Work through the entries below and report how many lines include "LUGLIO". The number alone is the answer.

::: Input material

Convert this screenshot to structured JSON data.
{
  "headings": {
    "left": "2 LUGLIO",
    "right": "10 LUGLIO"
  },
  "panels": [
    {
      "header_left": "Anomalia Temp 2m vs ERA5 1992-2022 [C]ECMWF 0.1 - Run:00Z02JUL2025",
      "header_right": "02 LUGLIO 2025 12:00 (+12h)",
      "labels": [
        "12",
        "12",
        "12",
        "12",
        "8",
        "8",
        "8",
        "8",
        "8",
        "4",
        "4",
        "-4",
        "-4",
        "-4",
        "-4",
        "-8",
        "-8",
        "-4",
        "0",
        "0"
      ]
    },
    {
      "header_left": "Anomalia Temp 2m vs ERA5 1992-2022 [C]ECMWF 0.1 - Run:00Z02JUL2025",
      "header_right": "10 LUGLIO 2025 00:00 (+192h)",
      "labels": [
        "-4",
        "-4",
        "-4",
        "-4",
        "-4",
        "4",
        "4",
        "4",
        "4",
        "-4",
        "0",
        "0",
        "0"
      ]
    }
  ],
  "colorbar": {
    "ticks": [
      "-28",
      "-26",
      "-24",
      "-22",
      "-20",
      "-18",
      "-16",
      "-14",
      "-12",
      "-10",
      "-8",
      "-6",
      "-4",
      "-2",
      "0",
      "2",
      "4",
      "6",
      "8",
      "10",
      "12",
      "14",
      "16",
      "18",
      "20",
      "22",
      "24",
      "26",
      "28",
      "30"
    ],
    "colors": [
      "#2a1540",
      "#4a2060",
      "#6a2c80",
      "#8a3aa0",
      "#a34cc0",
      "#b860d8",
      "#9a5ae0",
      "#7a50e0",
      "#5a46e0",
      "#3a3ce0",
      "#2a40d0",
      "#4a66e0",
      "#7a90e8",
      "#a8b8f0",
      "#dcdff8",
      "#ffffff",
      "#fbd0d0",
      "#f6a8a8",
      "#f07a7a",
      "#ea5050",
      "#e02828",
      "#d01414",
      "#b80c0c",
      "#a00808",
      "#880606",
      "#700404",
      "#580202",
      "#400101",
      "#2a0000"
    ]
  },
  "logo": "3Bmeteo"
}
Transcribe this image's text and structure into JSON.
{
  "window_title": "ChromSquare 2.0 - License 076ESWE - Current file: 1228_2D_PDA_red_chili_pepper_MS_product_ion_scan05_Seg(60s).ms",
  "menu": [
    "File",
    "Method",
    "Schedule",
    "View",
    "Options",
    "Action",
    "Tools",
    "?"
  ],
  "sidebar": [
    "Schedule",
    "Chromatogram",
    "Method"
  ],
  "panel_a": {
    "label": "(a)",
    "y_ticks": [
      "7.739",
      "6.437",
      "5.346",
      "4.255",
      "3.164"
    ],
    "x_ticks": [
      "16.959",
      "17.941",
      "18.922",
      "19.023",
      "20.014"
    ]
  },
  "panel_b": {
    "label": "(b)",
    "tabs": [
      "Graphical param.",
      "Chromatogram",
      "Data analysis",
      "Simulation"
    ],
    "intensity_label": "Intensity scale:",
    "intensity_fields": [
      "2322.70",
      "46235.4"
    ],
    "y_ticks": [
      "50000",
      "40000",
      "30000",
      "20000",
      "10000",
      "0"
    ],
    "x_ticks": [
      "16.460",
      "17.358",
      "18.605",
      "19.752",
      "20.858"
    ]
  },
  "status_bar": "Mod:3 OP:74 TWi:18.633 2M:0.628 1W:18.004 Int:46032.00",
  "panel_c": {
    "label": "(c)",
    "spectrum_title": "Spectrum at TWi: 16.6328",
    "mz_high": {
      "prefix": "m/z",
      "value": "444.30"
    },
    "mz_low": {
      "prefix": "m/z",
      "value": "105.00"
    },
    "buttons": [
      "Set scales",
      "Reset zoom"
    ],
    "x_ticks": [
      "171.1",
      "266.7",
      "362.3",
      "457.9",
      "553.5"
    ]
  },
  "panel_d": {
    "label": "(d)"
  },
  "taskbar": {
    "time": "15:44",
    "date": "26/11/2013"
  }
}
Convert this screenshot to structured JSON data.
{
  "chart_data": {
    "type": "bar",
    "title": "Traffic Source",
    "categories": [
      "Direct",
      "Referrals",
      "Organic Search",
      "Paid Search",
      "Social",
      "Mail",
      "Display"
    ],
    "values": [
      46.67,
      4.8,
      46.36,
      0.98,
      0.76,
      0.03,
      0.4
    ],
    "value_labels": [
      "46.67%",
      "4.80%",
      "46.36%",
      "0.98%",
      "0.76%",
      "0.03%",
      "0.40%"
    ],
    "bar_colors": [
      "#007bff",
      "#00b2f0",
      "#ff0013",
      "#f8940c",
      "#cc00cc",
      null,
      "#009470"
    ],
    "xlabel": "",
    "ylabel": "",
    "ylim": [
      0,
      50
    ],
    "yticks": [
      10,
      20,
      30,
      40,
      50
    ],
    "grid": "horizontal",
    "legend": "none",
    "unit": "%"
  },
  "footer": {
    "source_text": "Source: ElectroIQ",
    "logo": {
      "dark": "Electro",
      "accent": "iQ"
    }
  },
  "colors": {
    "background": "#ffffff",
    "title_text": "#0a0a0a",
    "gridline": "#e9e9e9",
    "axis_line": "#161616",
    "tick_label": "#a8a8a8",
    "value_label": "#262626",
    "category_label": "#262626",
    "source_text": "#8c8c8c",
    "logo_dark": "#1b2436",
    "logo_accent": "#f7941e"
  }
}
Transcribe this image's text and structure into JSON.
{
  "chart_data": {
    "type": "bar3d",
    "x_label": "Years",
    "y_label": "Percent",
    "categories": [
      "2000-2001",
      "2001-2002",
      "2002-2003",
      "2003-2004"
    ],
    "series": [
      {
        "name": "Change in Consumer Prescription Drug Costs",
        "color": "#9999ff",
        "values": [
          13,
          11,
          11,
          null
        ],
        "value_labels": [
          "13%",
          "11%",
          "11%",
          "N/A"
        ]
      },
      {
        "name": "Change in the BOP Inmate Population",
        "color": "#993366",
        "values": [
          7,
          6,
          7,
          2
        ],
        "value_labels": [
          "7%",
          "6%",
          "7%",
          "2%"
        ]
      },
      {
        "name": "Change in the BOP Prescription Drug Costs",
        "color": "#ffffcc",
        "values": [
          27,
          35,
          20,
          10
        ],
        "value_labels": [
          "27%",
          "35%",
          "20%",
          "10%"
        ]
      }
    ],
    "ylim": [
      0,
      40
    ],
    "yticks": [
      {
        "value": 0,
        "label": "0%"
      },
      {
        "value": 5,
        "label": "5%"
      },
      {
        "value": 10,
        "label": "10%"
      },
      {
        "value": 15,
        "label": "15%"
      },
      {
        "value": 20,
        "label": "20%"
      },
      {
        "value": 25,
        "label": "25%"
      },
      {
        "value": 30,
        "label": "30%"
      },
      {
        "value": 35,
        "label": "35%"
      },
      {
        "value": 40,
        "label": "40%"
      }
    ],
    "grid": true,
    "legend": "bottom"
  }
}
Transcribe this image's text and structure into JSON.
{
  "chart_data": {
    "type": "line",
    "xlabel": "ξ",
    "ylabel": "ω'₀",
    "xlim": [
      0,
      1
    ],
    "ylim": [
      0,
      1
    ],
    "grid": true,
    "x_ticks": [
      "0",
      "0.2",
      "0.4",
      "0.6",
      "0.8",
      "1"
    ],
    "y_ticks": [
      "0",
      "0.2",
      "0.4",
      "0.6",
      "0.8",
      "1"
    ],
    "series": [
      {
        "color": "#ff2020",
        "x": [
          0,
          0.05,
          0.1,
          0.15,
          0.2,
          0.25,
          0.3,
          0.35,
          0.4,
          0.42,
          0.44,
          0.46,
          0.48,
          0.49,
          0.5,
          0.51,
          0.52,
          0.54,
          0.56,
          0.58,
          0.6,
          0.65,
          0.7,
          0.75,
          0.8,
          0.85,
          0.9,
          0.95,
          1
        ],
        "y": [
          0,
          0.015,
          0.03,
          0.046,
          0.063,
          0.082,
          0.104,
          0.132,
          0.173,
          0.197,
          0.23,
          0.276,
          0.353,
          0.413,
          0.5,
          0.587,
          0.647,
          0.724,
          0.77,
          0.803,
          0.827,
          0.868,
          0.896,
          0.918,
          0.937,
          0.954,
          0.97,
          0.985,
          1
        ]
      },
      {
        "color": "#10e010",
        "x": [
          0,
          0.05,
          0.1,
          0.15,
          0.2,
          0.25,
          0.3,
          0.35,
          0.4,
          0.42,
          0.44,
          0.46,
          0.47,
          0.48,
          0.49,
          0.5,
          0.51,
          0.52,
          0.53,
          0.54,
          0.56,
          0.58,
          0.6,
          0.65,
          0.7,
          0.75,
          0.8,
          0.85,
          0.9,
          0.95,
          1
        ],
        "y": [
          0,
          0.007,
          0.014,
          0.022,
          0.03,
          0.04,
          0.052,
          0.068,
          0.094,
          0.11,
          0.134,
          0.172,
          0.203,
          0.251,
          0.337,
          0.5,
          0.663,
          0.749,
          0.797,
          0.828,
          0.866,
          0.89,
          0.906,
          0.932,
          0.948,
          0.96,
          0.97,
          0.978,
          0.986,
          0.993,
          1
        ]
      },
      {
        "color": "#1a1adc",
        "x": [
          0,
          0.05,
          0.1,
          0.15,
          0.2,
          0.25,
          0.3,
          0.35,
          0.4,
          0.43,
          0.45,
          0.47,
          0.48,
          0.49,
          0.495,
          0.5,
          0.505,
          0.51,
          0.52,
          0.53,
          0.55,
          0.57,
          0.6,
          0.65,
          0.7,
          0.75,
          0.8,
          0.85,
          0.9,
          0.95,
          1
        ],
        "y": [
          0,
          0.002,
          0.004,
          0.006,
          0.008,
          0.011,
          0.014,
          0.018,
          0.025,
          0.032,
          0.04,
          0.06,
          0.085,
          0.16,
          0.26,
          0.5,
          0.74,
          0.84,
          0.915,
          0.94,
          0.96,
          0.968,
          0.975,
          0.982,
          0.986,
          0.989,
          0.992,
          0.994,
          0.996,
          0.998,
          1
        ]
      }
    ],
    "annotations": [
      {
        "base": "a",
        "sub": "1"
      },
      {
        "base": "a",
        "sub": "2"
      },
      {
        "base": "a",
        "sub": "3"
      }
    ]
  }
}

::::::

◆ Written answer: 4